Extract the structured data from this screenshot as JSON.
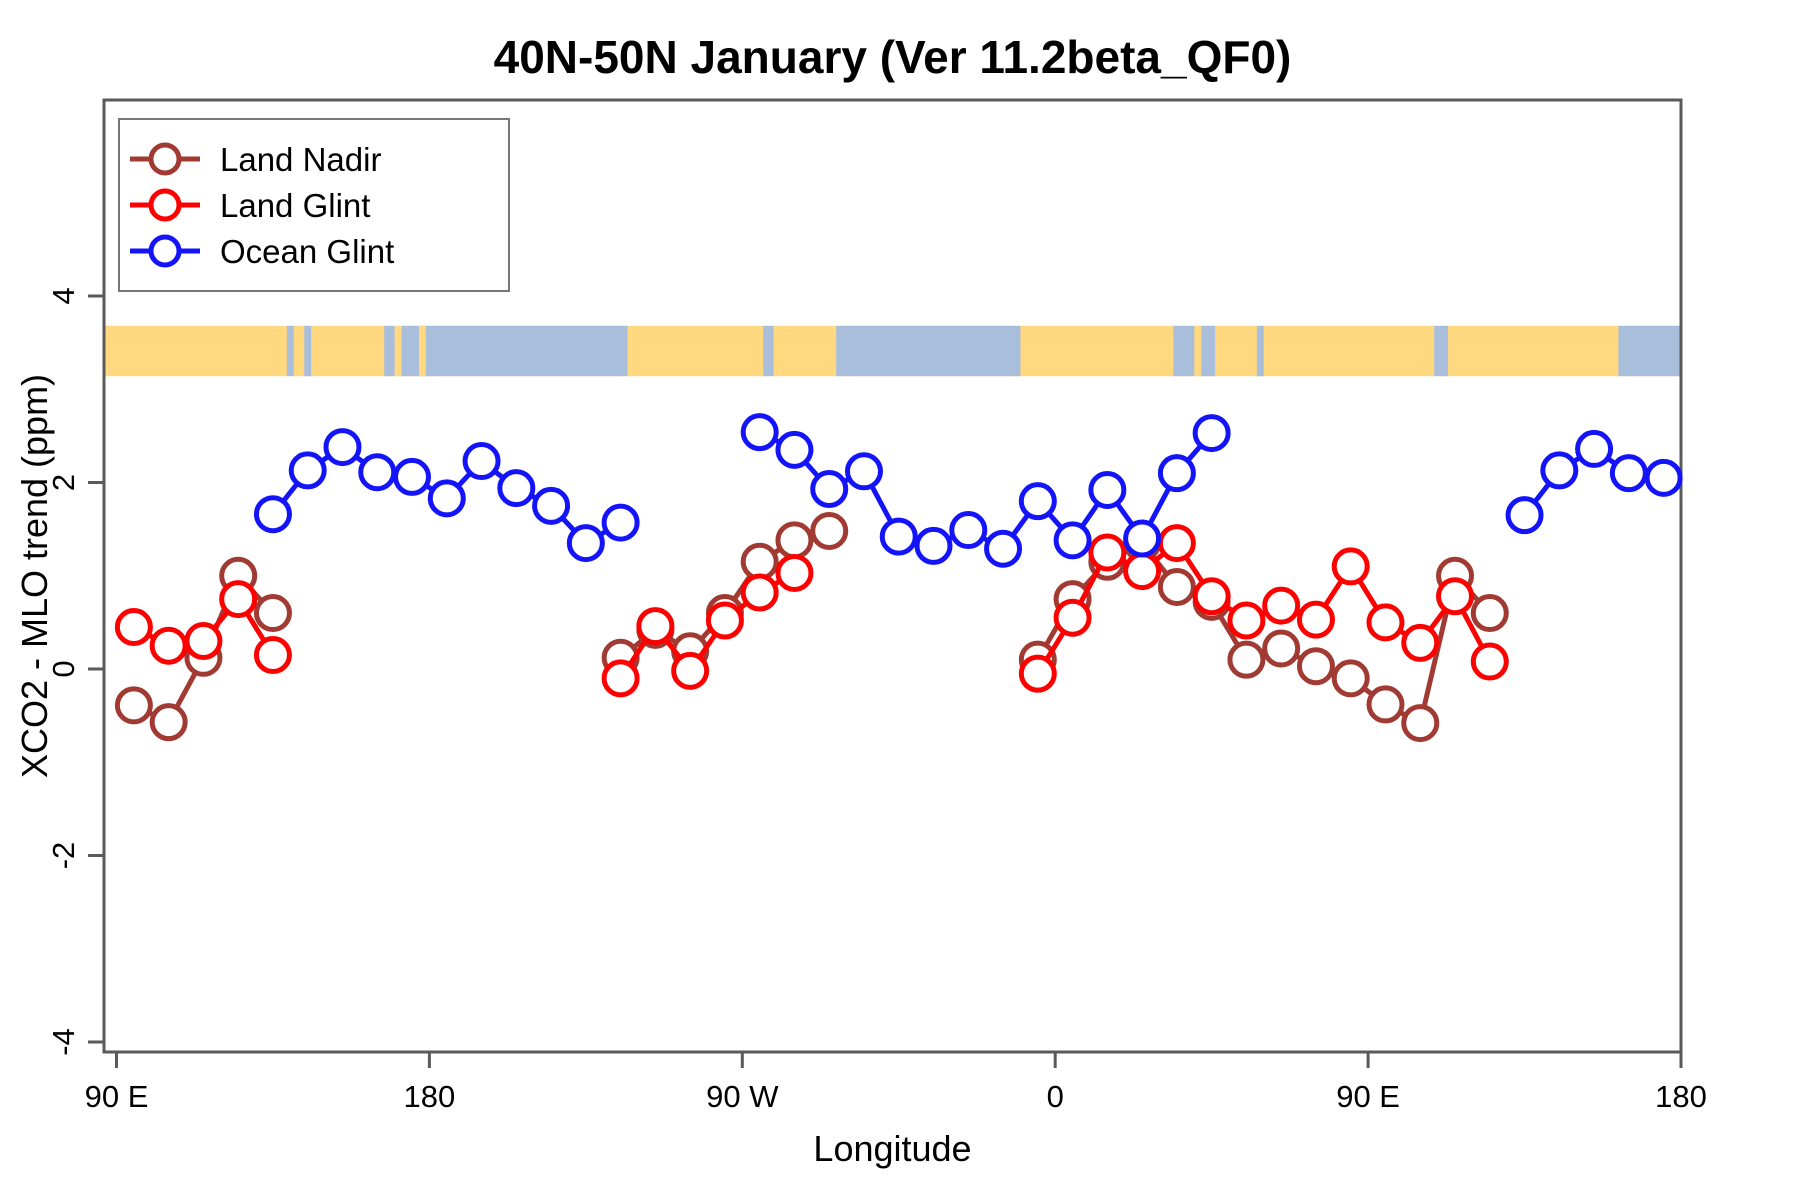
{
  "title": "40N-50N January (Ver 11.2beta_QF0)",
  "chart_data": {
    "type": "line",
    "title": "40N-50N January (Ver 11.2beta_QF0)",
    "xlabel": "Longitude",
    "ylabel": "XCO2 - MLO trend (ppm)",
    "legend_position": "top-left",
    "grid": false,
    "axis_color": "#5a5a5a",
    "text_color": "#000000",
    "xlim_wrapped_degrees": [
      86.5,
      540
    ],
    "ylim": [
      -4.1,
      6.1
    ],
    "x_ticks": [
      {
        "label": "90 E",
        "lon": 90
      },
      {
        "label": "180",
        "lon": 180
      },
      {
        "label": "90 W",
        "lon": 270
      },
      {
        "label": "0",
        "lon": 360
      },
      {
        "label": "90 E",
        "lon": 450
      },
      {
        "label": "180",
        "lon": 540
      }
    ],
    "y_ticks": [
      {
        "label": "-4",
        "value": -4
      },
      {
        "label": "-2",
        "value": -2
      },
      {
        "label": "0",
        "value": 0
      },
      {
        "label": "2",
        "value": 2
      },
      {
        "label": "4",
        "value": 4
      }
    ],
    "map_strip": {
      "description": "world coastline band 40N-50N drawn across top of plot",
      "value_top": 3.68,
      "value_bottom": 3.14,
      "land_color": "#FFD880",
      "ocean_color": "#A9BEDB",
      "ocean_segments_lon": [
        [
          139,
          141
        ],
        [
          144,
          146
        ],
        [
          167,
          170
        ],
        [
          172,
          237
        ],
        [
          276,
          279
        ],
        [
          297,
          350
        ],
        [
          394,
          400
        ],
        [
          402,
          406
        ],
        [
          418,
          420
        ],
        [
          469,
          473
        ],
        [
          522,
          540
        ]
      ],
      "land_speck_segments_lon": [
        [
          177,
          179
        ]
      ]
    },
    "series": [
      {
        "name": "Land Nadir",
        "color": "#A03A32",
        "segments": [
          [
            [
              95,
              -0.39
            ],
            [
              105,
              -0.57
            ],
            [
              115,
              0.12
            ],
            [
              125,
              1.0
            ],
            [
              135,
              0.6
            ]
          ],
          [
            [
              235,
              0.12
            ],
            [
              245,
              0.42
            ],
            [
              255,
              0.19
            ],
            [
              265,
              0.6
            ],
            [
              275,
              1.15
            ],
            [
              285,
              1.38
            ],
            [
              295,
              1.48
            ]
          ],
          [
            [
              355,
              0.1
            ],
            [
              365,
              0.75
            ],
            [
              375,
              1.15
            ],
            [
              385,
              1.35
            ],
            [
              395,
              0.88
            ],
            [
              405,
              0.72
            ],
            [
              415,
              0.1
            ],
            [
              425,
              0.22
            ],
            [
              435,
              0.03
            ],
            [
              445,
              -0.1
            ],
            [
              455,
              -0.38
            ],
            [
              465,
              -0.58
            ],
            [
              475,
              1.0
            ],
            [
              485,
              0.6
            ]
          ]
        ]
      },
      {
        "name": "Land Glint",
        "color": "#FF0000",
        "segments": [
          [
            [
              95,
              0.45
            ],
            [
              105,
              0.25
            ],
            [
              115,
              0.3
            ],
            [
              125,
              0.75
            ],
            [
              135,
              0.15
            ]
          ],
          [
            [
              235,
              -0.1
            ],
            [
              245,
              0.46
            ],
            [
              255,
              -0.02
            ],
            [
              265,
              0.52
            ],
            [
              275,
              0.82
            ],
            [
              285,
              1.03
            ]
          ],
          [
            [
              355,
              -0.05
            ],
            [
              365,
              0.55
            ],
            [
              375,
              1.25
            ],
            [
              385,
              1.05
            ],
            [
              395,
              1.35
            ],
            [
              405,
              0.78
            ],
            [
              415,
              0.52
            ],
            [
              425,
              0.68
            ],
            [
              435,
              0.53
            ],
            [
              445,
              1.1
            ],
            [
              455,
              0.5
            ],
            [
              465,
              0.28
            ],
            [
              475,
              0.78
            ],
            [
              485,
              0.08
            ]
          ]
        ]
      },
      {
        "name": "Ocean Glint",
        "color": "#1414FA",
        "segments": [
          [
            [
              135,
              1.66
            ],
            [
              145,
              2.13
            ],
            [
              155,
              2.38
            ],
            [
              165,
              2.11
            ],
            [
              175,
              2.06
            ],
            [
              185,
              1.83
            ],
            [
              195,
              2.23
            ],
            [
              205,
              1.94
            ],
            [
              215,
              1.75
            ],
            [
              225,
              1.35
            ],
            [
              235,
              1.57
            ]
          ],
          [
            [
              275,
              2.54
            ],
            [
              285,
              2.35
            ],
            [
              295,
              1.93
            ],
            [
              305,
              2.12
            ],
            [
              315,
              1.42
            ],
            [
              325,
              1.32
            ],
            [
              335,
              1.49
            ],
            [
              345,
              1.29
            ],
            [
              355,
              1.8
            ],
            [
              365,
              1.38
            ],
            [
              375,
              1.92
            ],
            [
              385,
              1.4
            ],
            [
              395,
              2.1
            ],
            [
              405,
              2.53
            ]
          ],
          [
            [
              495,
              1.65
            ],
            [
              505,
              2.13
            ],
            [
              515,
              2.36
            ],
            [
              525,
              2.1
            ],
            [
              535,
              2.05
            ]
          ]
        ]
      }
    ]
  }
}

******************************

EXERCISE DESCRIPTION:
Transcribe each line above verbatim, with the pictures left out.

TASK OUTPUT:
Extract the structured data from this screenshot as JSON.
{
  "title": "40N-50N January (Ver 11.2beta_QF0)",
  "chart_data": {
    "type": "line",
    "title": "40N-50N January (Ver 11.2beta_QF0)",
    "xlabel": "Longitude",
    "ylabel": "XCO2 - MLO trend (ppm)",
    "legend_position": "top-left",
    "grid": false,
    "axis_color": "#5a5a5a",
    "text_color": "#000000",
    "xlim_wrapped_degrees": [
      86.5,
      540
    ],
    "ylim": [
      -4.1,
      6.1
    ],
    "x_ticks": [
      {
        "label": "90 E",
        "lon": 90
      },
      {
        "label": "180",
        "lon": 180
      },
      {
        "label": "90 W",
        "lon": 270
      },
      {
        "label": "0",
        "lon": 360
      },
      {
        "label": "90 E",
        "lon": 450
      },
      {
        "label": "180",
        "lon": 540
      }
    ],
    "y_ticks": [
      {
        "label": "-4",
        "value": -4
      },
      {
        "label": "-2",
        "value": -2
      },
      {
        "label": "0",
        "value": 0
      },
      {
        "label": "2",
        "value": 2
      },
      {
        "label": "4",
        "value": 4
      }
    ],
    "map_strip": {
      "description": "world coastline band 40N-50N drawn across top of plot",
      "value_top": 3.68,
      "value_bottom": 3.14,
      "land_color": "#FFD880",
      "ocean_color": "#A9BEDB",
      "ocean_segments_lon": [
        [
          139,
          141
        ],
        [
          144,
          146
        ],
        [
          167,
          170
        ],
        [
          172,
          237
        ],
        [
          276,
          279
        ],
        [
          297,
          350
        ],
        [
          394,
          400
        ],
        [
          402,
          406
        ],
        [
          418,
          420
        ],
        [
          469,
          473
        ],
        [
          522,
          540
        ]
      ],
      "land_speck_segments_lon": [
        [
          177,
          179
        ]
      ]
    },
    "series": [
      {
        "name": "Land Nadir",
        "color": "#A03A32",
        "segments": [
          [
            [
              95,
              -0.39
            ],
            [
              105,
              -0.57
            ],
            [
              115,
              0.12
            ],
            [
              125,
              1.0
            ],
            [
              135,
              0.6
            ]
          ],
          [
            [
              235,
              0.12
            ],
            [
              245,
              0.42
            ],
            [
              255,
              0.19
            ],
            [
              265,
              0.6
            ],
            [
              275,
              1.15
            ],
            [
              285,
              1.38
            ],
            [
              295,
              1.48
            ]
          ],
          [
            [
              355,
              0.1
            ],
            [
              365,
              0.75
            ],
            [
              375,
              1.15
            ],
            [
              385,
              1.35
            ],
            [
              395,
              0.88
            ],
            [
              405,
              0.72
            ],
            [
              415,
              0.1
            ],
            [
              425,
              0.22
            ],
            [
              435,
              0.03
            ],
            [
              445,
              -0.1
            ],
            [
              455,
              -0.38
            ],
            [
              465,
              -0.58
            ],
            [
              475,
              1.0
            ],
            [
              485,
              0.6
            ]
          ]
        ]
      },
      {
        "name": "Land Glint",
        "color": "#FF0000",
        "segments": [
          [
            [
              95,
              0.45
            ],
            [
              105,
              0.25
            ],
            [
              115,
              0.3
            ],
            [
              125,
              0.75
            ],
            [
              135,
              0.15
            ]
          ],
          [
            [
              235,
              -0.1
            ],
            [
              245,
              0.46
            ],
            [
              255,
              -0.02
            ],
            [
              265,
              0.52
            ],
            [
              275,
              0.82
            ],
            [
              285,
              1.03
            ]
          ],
          [
            [
              355,
              -0.05
            ],
            [
              365,
              0.55
            ],
            [
              375,
              1.25
            ],
            [
              385,
              1.05
            ],
            [
              395,
              1.35
            ],
            [
              405,
              0.78
            ],
            [
              415,
              0.52
            ],
            [
              425,
              0.68
            ],
            [
              435,
              0.53
            ],
            [
              445,
              1.1
            ],
            [
              455,
              0.5
            ],
            [
              465,
              0.28
            ],
            [
              475,
              0.78
            ],
            [
              485,
              0.08
            ]
          ]
        ]
      },
      {
        "name": "Ocean Glint",
        "color": "#1414FA",
        "segments": [
          [
            [
              135,
              1.66
            ],
            [
              145,
              2.13
            ],
            [
              155,
              2.38
            ],
            [
              165,
              2.11
            ],
            [
              175,
              2.06
            ],
            [
              185,
              1.83
            ],
            [
              195,
              2.23
            ],
            [
              205,
              1.94
            ],
            [
              215,
              1.75
            ],
            [
              225,
              1.35
            ],
            [
              235,
              1.57
            ]
          ],
          [
            [
              275,
              2.54
            ],
            [
              285,
              2.35
            ],
            [
              295,
              1.93
            ],
            [
              305,
              2.12
            ],
            [
              315,
              1.42
            ],
            [
              325,
              1.32
            ],
            [
              335,
              1.49
            ],
            [
              345,
              1.29
            ],
            [
              355,
              1.8
            ],
            [
              365,
              1.38
            ],
            [
              375,
              1.92
            ],
            [
              385,
              1.4
            ],
            [
              395,
              2.1
            ],
            [
              405,
              2.53
            ]
          ],
          [
            [
              495,
              1.65
            ],
            [
              505,
              2.13
            ],
            [
              515,
              2.36
            ],
            [
              525,
              2.1
            ],
            [
              535,
              2.05
            ]
          ]
        ]
      }
    ]
  }
}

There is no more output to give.